** START **
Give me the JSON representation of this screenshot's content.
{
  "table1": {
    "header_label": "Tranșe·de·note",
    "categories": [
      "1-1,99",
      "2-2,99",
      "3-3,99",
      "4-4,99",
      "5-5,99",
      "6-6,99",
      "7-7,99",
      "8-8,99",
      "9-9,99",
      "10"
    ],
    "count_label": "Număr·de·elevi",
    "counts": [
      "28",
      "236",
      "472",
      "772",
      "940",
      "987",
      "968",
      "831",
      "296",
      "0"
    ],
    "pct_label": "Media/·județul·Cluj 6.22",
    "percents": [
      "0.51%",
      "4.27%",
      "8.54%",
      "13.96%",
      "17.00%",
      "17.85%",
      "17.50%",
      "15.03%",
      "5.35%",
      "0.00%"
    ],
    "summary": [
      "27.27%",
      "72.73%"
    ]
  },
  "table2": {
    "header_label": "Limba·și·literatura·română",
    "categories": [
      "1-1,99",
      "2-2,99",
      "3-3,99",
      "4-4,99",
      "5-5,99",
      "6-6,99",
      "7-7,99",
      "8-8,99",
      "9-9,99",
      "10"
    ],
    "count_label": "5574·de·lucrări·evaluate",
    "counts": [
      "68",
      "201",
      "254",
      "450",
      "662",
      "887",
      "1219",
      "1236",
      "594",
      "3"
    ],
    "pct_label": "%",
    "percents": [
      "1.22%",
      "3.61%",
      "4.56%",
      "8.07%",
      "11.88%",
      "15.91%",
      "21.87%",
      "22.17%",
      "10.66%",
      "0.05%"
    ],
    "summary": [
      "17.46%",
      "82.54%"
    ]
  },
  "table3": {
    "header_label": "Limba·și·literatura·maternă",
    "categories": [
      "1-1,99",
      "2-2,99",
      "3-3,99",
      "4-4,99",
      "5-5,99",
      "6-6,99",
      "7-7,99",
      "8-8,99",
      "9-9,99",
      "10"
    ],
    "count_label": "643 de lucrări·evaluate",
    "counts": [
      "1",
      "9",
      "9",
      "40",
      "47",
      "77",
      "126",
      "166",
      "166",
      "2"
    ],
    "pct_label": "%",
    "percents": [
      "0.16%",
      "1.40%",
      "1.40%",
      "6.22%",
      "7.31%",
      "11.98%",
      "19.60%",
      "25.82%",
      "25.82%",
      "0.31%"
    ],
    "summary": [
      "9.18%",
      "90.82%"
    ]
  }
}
** END **
§ **Task to carry out**
Working from the material above, state how many lines contain "lucrări"; give only the number.

§ **Solution for this exercise**
2